**** Extracted material ****

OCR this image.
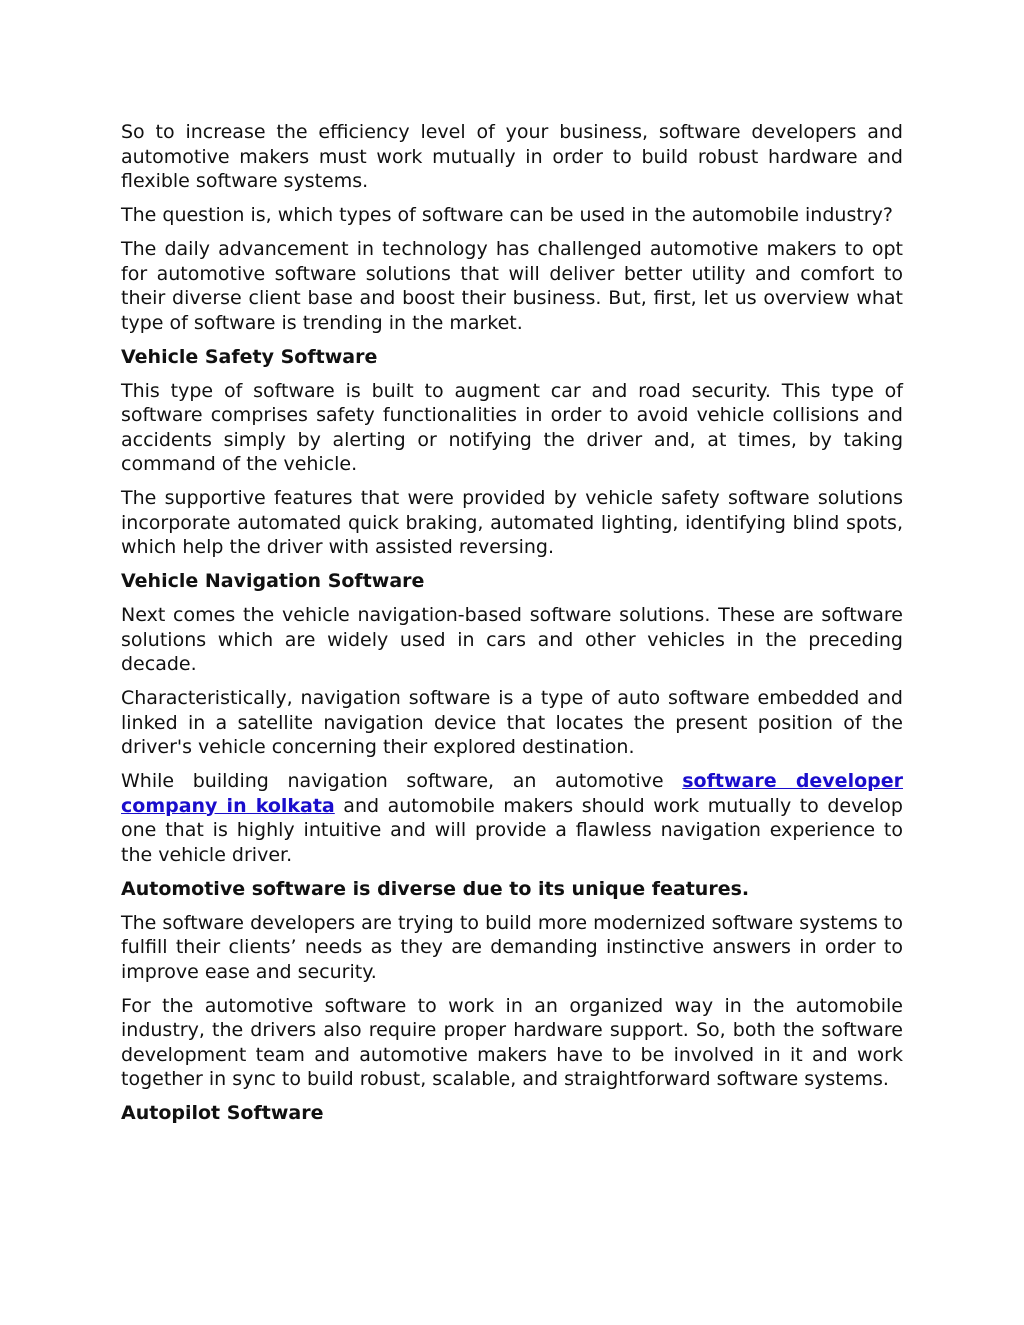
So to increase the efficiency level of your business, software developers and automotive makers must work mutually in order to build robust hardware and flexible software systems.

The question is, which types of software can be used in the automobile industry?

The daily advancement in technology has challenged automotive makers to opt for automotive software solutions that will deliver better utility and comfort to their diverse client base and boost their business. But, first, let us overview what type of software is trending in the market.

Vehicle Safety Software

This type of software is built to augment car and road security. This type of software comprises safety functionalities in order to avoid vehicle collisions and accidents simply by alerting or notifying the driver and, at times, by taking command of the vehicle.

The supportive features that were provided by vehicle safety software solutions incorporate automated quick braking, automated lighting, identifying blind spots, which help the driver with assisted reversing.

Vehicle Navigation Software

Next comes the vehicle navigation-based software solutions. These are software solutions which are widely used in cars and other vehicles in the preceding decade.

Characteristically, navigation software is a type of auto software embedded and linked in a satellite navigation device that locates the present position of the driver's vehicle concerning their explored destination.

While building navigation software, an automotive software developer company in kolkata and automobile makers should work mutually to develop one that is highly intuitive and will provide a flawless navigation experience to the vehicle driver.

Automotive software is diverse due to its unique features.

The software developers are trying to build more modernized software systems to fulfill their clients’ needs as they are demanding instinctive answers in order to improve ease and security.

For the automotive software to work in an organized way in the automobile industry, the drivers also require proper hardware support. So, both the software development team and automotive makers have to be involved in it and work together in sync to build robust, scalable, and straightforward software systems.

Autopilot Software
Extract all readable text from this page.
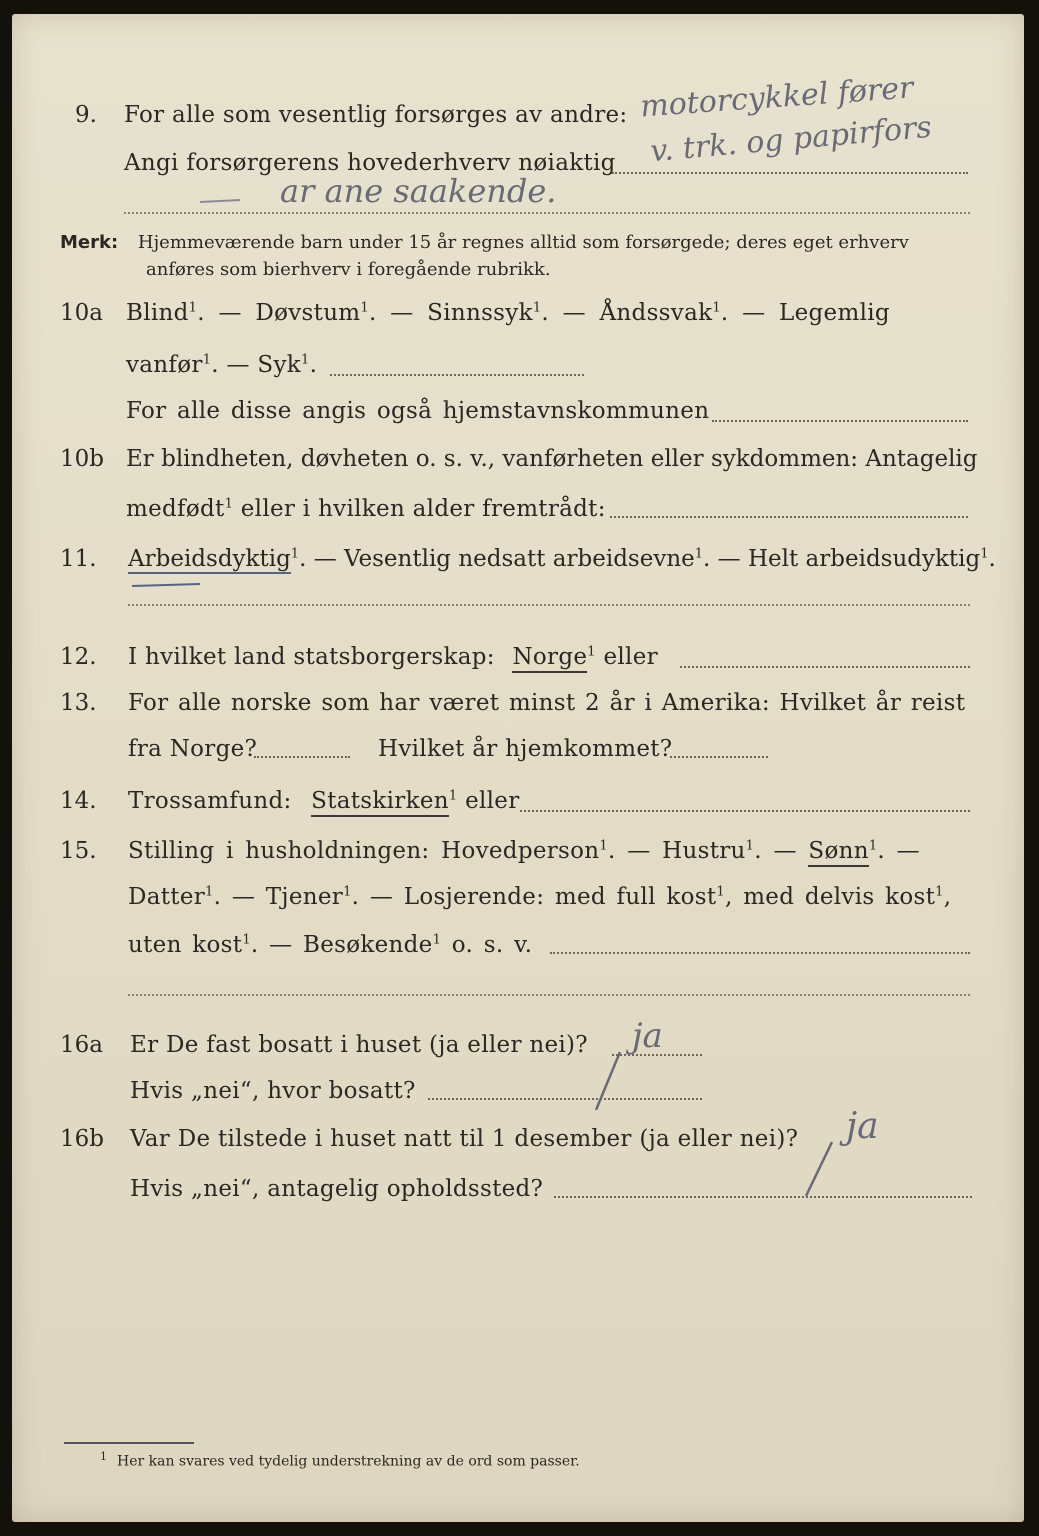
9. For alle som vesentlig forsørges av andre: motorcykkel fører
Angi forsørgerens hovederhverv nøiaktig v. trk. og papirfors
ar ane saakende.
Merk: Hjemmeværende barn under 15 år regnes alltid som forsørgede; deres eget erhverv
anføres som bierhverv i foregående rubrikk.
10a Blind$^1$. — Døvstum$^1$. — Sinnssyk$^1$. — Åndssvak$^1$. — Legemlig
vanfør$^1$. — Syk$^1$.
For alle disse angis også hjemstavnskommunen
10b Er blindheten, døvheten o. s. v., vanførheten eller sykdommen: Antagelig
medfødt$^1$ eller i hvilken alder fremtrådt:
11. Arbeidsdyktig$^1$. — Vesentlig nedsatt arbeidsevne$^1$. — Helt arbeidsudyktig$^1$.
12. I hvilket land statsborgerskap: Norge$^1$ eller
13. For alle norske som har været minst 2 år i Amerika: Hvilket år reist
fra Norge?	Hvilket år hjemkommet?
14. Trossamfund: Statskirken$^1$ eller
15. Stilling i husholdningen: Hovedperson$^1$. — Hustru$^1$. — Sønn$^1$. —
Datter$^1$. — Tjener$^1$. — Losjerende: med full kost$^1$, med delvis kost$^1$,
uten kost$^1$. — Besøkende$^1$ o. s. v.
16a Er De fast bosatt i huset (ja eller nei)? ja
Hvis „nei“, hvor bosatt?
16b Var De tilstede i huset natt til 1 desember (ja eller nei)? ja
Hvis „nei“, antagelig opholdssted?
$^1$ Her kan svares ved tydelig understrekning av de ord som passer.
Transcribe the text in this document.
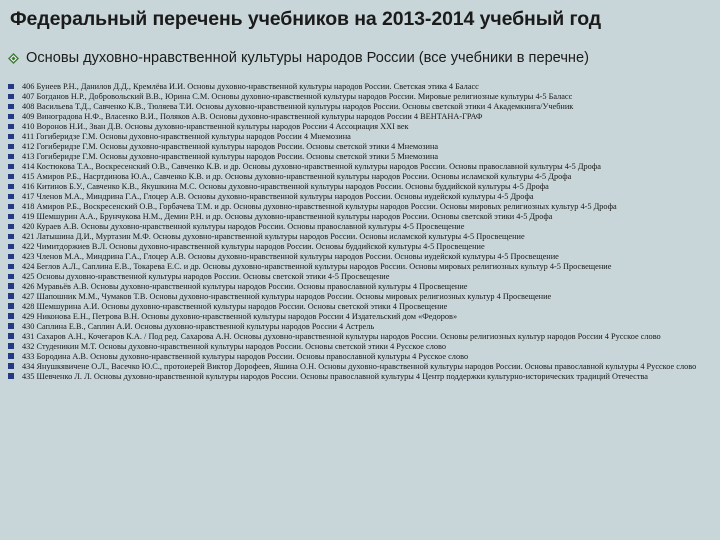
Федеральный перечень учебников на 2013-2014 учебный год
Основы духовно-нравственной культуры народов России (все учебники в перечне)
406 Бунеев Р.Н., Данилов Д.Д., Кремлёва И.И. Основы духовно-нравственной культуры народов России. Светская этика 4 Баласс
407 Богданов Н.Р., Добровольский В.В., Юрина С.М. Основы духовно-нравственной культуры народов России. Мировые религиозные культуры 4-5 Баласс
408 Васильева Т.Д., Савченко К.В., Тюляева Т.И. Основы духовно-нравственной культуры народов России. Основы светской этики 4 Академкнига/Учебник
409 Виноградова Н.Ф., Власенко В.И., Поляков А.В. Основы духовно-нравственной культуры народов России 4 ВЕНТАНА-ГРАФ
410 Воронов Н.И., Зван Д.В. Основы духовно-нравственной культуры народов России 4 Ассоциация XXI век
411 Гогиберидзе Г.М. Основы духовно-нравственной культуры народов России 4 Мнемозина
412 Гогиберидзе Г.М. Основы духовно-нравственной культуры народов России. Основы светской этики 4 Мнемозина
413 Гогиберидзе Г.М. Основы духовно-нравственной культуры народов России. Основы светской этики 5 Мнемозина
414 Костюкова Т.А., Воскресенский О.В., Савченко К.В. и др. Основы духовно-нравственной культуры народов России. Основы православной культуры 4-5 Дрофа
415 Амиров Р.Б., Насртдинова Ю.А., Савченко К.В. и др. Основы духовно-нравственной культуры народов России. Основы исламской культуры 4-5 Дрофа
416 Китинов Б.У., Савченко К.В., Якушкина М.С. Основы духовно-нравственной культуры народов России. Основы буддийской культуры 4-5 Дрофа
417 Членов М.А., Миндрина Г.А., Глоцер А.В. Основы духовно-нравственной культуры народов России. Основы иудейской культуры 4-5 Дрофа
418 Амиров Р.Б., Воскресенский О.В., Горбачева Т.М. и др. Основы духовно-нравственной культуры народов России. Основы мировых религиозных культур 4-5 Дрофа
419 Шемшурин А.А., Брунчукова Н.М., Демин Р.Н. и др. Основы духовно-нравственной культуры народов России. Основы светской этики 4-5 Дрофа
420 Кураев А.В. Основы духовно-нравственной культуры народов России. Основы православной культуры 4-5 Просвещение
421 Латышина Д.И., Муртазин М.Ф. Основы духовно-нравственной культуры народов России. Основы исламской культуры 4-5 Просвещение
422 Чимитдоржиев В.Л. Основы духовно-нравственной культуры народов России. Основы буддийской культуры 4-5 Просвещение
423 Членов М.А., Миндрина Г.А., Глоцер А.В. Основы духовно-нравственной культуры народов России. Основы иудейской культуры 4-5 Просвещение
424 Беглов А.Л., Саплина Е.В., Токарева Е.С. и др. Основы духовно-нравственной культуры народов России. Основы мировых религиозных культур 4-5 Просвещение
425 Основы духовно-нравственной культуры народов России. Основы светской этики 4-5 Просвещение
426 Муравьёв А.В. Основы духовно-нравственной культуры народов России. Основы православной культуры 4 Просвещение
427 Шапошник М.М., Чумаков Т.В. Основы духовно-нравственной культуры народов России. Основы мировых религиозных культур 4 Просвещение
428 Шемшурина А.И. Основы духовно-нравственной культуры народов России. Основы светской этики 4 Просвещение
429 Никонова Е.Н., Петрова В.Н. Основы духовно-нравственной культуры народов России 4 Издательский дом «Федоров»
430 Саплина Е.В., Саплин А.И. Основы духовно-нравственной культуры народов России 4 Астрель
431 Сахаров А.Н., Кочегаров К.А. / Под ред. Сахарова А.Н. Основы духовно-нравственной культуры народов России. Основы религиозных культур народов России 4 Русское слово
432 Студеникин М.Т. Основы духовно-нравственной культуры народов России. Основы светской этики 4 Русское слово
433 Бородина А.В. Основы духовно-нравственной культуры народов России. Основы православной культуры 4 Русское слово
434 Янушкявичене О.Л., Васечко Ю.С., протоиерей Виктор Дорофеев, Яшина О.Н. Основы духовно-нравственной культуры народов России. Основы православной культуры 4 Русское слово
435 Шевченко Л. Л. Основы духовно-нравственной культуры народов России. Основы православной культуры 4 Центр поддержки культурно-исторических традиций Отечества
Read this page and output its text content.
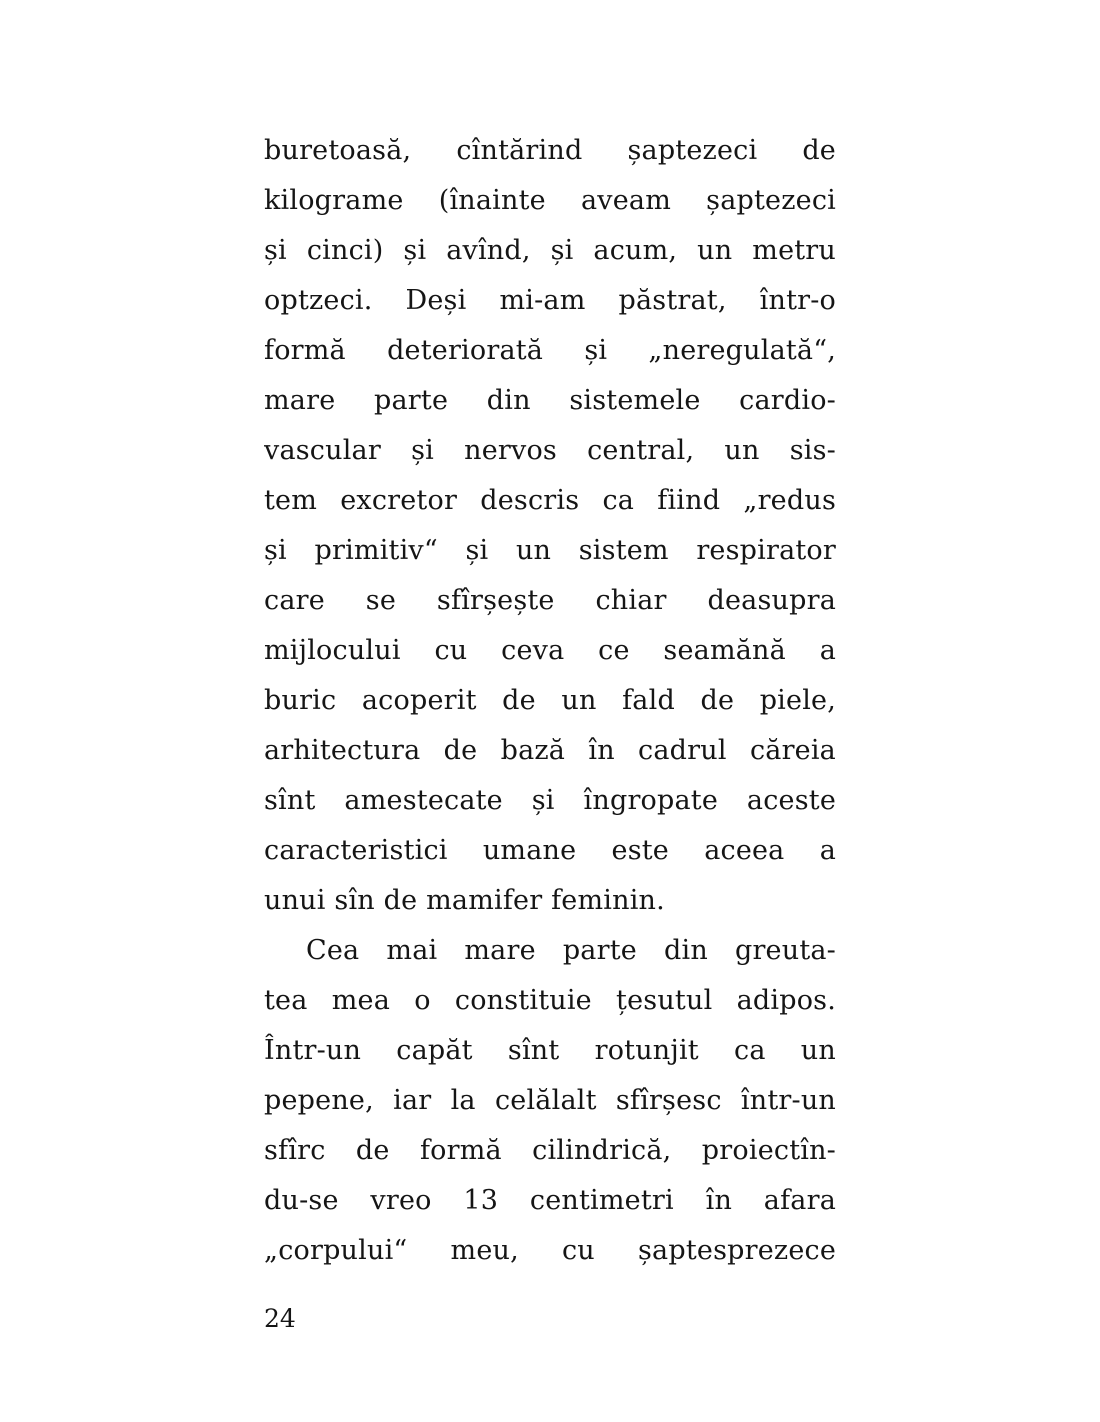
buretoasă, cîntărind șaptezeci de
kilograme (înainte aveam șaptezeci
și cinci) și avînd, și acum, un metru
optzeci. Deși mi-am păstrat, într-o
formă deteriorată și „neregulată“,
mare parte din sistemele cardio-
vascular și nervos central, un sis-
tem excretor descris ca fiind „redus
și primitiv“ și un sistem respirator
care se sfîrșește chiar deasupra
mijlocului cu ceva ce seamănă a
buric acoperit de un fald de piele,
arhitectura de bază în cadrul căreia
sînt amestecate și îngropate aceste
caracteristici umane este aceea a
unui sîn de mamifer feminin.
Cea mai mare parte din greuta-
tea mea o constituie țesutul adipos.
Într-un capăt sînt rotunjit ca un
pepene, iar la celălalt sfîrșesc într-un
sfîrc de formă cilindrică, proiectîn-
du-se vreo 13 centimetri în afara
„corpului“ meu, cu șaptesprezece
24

****

**Objective**: Looking at the records above, report how many lines contain the word "Norge". Answer with the number only.

**Solution for this task**: 2